Problem:
Look through the material and tally each line bearing the word "this". Give only the total.

Given records:
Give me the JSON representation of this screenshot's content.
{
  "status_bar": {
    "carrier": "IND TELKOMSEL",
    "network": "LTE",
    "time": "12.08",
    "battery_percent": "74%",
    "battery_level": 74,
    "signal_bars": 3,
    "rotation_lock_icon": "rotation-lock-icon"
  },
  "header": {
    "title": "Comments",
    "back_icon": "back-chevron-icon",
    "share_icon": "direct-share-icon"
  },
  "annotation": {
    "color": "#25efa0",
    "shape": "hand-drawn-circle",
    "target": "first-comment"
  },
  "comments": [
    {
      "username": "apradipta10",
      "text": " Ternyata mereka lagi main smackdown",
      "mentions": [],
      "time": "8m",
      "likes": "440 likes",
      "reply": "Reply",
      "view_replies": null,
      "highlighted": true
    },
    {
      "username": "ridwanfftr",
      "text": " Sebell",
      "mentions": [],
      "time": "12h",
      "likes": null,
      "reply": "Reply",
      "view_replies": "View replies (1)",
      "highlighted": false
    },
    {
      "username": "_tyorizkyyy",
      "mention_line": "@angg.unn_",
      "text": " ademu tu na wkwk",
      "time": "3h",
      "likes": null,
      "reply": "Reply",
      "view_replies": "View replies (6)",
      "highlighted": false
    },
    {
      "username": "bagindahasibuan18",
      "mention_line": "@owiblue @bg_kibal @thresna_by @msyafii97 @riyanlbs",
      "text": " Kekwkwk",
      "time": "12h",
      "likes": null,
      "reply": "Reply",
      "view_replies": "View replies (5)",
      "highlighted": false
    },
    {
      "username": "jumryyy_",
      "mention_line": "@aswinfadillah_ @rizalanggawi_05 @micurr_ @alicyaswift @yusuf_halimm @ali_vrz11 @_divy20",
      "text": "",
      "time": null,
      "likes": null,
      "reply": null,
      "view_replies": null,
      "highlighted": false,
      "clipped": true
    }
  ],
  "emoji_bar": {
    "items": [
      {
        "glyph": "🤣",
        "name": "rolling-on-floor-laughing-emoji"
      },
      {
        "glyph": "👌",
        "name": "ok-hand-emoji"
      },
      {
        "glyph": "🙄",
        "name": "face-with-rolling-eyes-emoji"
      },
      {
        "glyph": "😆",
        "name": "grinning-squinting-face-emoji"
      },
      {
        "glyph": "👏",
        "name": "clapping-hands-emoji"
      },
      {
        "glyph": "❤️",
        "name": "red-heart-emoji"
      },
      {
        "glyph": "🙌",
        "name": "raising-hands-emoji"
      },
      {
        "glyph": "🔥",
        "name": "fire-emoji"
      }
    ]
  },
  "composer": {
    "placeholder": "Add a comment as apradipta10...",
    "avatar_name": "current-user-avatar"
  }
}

* * *

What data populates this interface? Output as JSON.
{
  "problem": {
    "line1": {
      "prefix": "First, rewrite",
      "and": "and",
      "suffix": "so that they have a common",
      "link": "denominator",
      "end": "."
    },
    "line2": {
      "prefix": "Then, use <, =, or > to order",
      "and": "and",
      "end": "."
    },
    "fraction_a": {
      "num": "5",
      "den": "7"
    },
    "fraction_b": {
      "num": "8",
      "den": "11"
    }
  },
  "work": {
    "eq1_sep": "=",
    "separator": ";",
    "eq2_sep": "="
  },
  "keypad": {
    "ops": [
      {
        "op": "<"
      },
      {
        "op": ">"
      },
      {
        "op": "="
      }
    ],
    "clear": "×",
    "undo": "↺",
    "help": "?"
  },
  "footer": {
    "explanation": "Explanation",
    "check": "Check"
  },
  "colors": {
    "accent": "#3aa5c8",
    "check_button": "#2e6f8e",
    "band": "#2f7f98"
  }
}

Correct answer:
2